[REQUIREMENT] Transcribe the material in full, exactly as written.

[SOURCE RECORDS]
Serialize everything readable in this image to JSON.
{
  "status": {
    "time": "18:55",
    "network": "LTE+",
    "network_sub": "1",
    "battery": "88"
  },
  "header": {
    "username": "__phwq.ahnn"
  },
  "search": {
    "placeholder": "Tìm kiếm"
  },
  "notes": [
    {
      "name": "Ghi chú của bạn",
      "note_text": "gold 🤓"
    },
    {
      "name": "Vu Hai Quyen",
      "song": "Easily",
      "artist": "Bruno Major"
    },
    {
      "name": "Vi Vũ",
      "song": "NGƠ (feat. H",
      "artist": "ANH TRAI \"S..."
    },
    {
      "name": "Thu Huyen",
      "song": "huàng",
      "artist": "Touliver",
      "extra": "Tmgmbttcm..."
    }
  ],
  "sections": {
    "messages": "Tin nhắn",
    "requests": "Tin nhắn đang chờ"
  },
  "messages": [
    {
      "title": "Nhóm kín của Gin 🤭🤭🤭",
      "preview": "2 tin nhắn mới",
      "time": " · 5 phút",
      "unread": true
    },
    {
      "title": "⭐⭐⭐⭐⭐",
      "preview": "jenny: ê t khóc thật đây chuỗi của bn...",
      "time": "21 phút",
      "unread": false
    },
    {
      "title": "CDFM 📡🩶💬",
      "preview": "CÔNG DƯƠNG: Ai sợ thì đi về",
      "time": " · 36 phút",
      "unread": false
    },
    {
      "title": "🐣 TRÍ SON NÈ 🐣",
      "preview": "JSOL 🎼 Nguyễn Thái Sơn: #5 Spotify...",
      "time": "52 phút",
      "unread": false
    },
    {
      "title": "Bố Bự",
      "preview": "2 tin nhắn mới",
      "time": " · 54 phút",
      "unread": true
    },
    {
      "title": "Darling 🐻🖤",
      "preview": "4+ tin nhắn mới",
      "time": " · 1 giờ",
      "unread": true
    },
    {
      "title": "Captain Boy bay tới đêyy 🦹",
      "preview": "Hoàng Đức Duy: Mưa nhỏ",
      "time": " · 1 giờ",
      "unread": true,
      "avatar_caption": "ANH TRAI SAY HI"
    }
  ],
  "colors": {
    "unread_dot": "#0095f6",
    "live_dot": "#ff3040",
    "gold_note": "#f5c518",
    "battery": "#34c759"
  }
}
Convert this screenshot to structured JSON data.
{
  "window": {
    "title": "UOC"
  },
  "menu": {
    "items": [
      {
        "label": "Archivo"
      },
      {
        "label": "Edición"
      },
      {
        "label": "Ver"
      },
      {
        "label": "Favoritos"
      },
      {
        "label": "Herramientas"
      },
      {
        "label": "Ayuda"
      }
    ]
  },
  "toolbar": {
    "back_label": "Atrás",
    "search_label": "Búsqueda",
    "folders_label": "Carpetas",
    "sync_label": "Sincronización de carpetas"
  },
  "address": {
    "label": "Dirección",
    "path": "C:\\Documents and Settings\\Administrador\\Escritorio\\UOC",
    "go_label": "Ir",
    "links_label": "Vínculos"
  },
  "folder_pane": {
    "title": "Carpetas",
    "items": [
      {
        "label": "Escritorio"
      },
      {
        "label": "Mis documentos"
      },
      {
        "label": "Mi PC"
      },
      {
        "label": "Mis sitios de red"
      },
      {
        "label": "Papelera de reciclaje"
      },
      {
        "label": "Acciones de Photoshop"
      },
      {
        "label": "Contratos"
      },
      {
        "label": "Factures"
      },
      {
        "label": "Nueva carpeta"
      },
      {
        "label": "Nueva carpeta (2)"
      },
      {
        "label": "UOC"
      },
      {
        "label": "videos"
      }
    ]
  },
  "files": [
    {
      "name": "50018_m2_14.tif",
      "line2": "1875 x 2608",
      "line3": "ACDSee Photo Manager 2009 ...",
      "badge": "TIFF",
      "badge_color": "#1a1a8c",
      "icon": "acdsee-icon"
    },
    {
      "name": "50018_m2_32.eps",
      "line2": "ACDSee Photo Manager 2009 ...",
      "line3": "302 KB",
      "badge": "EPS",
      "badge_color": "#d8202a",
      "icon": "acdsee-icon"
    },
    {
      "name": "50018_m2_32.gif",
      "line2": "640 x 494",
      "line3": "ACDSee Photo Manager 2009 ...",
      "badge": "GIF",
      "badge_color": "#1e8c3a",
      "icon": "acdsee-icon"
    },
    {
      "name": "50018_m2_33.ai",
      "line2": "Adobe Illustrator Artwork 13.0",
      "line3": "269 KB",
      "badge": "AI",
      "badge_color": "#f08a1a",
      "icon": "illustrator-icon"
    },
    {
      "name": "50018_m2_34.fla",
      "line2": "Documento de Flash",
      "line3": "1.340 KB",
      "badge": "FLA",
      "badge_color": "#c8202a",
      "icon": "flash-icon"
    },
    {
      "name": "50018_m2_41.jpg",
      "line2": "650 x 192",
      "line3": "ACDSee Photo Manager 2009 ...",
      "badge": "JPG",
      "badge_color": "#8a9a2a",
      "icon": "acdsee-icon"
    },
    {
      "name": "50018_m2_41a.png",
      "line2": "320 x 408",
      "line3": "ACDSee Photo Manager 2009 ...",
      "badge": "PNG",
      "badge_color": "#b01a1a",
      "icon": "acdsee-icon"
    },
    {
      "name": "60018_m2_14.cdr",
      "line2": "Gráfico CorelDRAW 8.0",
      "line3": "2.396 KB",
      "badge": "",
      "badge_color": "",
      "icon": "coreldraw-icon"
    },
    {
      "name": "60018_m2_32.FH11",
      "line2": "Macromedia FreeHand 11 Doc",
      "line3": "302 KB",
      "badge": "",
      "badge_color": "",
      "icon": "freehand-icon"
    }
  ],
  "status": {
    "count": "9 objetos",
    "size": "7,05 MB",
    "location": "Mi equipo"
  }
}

[EXERCISE OUTPUT]
Serialize everything readable in this image to JSON.
{
  "status": {
    "time": "18:55",
    "network": "LTE+",
    "network_sub": "1",
    "battery": "88"
  },
  "header": {
    "username": "__phwq.ahnn"
  },
  "search": {
    "placeholder": "Tìm kiếm"
  },
  "notes": [
    {
      "name": "Ghi chú của bạn",
      "note_text": "gold 🤓"
    },
    {
      "name": "Vu Hai Quyen",
      "song": "Easily",
      "artist": "Bruno Major"
    },
    {
      "name": "Vi Vũ",
      "song": "NGƠ (feat. H",
      "artist": "ANH TRAI \"S..."
    },
    {
      "name": "Thu Huyen",
      "song": "huàng",
      "artist": "Touliver",
      "extra": "Tmgmbttcm..."
    }
  ],
  "sections": {
    "messages": "Tin nhắn",
    "requests": "Tin nhắn đang chờ"
  },
  "messages": [
    {
      "title": "Nhóm kín của Gin 🤭🤭🤭",
      "preview": "2 tin nhắn mới",
      "time": " · 5 phút",
      "unread": true
    },
    {
      "title": "⭐⭐⭐⭐⭐",
      "preview": "jenny: ê t khóc thật đây chuỗi của bn...",
      "time": "21 phút",
      "unread": false
    },
    {
      "title": "CDFM 📡🩶💬",
      "preview": "CÔNG DƯƠNG: Ai sợ thì đi về",
      "time": " · 36 phút",
      "unread": false
    },
    {
      "title": "🐣 TRÍ SON NÈ 🐣",
      "preview": "JSOL 🎼 Nguyễn Thái Sơn: #5 Spotify...",
      "time": "52 phút",
      "unread": false
    },
    {
      "title": "Bố Bự",
      "preview": "2 tin nhắn mới",
      "time": " · 54 phút",
      "unread": true
    },
    {
      "title": "Darling 🐻🖤",
      "preview": "4+ tin nhắn mới",
      "time": " · 1 giờ",
      "unread": true
    },
    {
      "title": "Captain Boy bay tới đêyy 🦹",
      "preview": "Hoàng Đức Duy: Mưa nhỏ",
      "time": " · 1 giờ",
      "unread": true,
      "avatar_caption": "ANH TRAI SAY HI"
    }
  ],
  "colors": {
    "unread_dot": "#0095f6",
    "live_dot": "#ff3040",
    "gold_note": "#f5c518",
    "battery": "#34c759"
  }
}
Convert this screenshot to structured JSON data.
{
  "window": {
    "title": "UOC"
  },
  "menu": {
    "items": [
      {
        "label": "Archivo"
      },
      {
        "label": "Edición"
      },
      {
        "label": "Ver"
      },
      {
        "label": "Favoritos"
      },
      {
        "label": "Herramientas"
      },
      {
        "label": "Ayuda"
      }
    ]
  },
  "toolbar": {
    "back_label": "Atrás",
    "search_label": "Búsqueda",
    "folders_label": "Carpetas",
    "sync_label": "Sincronización de carpetas"
  },
  "address": {
    "label": "Dirección",
    "path": "C:\\Documents and Settings\\Administrador\\Escritorio\\UOC",
    "go_label": "Ir",
    "links_label": "Vínculos"
  },
  "folder_pane": {
    "title": "Carpetas",
    "items": [
      {
        "label": "Escritorio"
      },
      {
        "label": "Mis documentos"
      },
      {
        "label": "Mi PC"
      },
      {
        "label": "Mis sitios de red"
      },
      {
        "label": "Papelera de reciclaje"
      },
      {
        "label": "Acciones de Photoshop"
      },
      {
        "label": "Contratos"
      },
      {
        "label": "Factures"
      },
      {
        "label": "Nueva carpeta"
      },
      {
        "label": "Nueva carpeta (2)"
      },
      {
        "label": "UOC"
      },
      {
        "label": "videos"
      }
    ]
  },
  "files": [
    {
      "name": "50018_m2_14.tif",
      "line2": "1875 x 2608",
      "line3": "ACDSee Photo Manager 2009 ...",
      "badge": "TIFF",
      "badge_color": "#1a1a8c",
      "icon": "acdsee-icon"
    },
    {
      "name": "50018_m2_32.eps",
      "line2": "ACDSee Photo Manager 2009 ...",
      "line3": "302 KB",
      "badge": "EPS",
      "badge_color": "#d8202a",
      "icon": "acdsee-icon"
    },
    {
      "name": "50018_m2_32.gif",
      "line2": "640 x 494",
      "line3": "ACDSee Photo Manager 2009 ...",
      "badge": "GIF",
      "badge_color": "#1e8c3a",
      "icon": "acdsee-icon"
    },
    {
      "name": "50018_m2_33.ai",
      "line2": "Adobe Illustrator Artwork 13.0",
      "line3": "269 KB",
      "badge": "AI",
      "badge_color": "#f08a1a",
      "icon": "illustrator-icon"
    },
    {
      "name": "50018_m2_34.fla",
      "line2": "Documento de Flash",
      "line3": "1.340 KB",
      "badge": "FLA",
      "badge_color": "#c8202a",
      "icon": "flash-icon"
    },
    {
      "name": "50018_m2_41.jpg",
      "line2": "650 x 192",
      "line3": "ACDSee Photo Manager 2009 ...",
      "badge": "JPG",
      "badge_color": "#8a9a2a",
      "icon": "acdsee-icon"
    },
    {
      "name": "50018_m2_41a.png",
      "line2": "320 x 408",
      "line3": "ACDSee Photo Manager 2009 ...",
      "badge": "PNG",
      "badge_color": "#b01a1a",
      "icon": "acdsee-icon"
    },
    {
      "name": "60018_m2_14.cdr",
      "line2": "Gráfico CorelDRAW 8.0",
      "line3": "2.396 KB",
      "badge": "",
      "badge_color": "",
      "icon": "coreldraw-icon"
    },
    {
      "name": "60018_m2_32.FH11",
      "line2": "Macromedia FreeHand 11 Doc",
      "line3": "302 KB",
      "badge": "",
      "badge_color": "",
      "icon": "freehand-icon"
    }
  ],
  "status": {
    "count": "9 objetos",
    "size": "7,05 MB",
    "location": "Mi equipo"
  }
}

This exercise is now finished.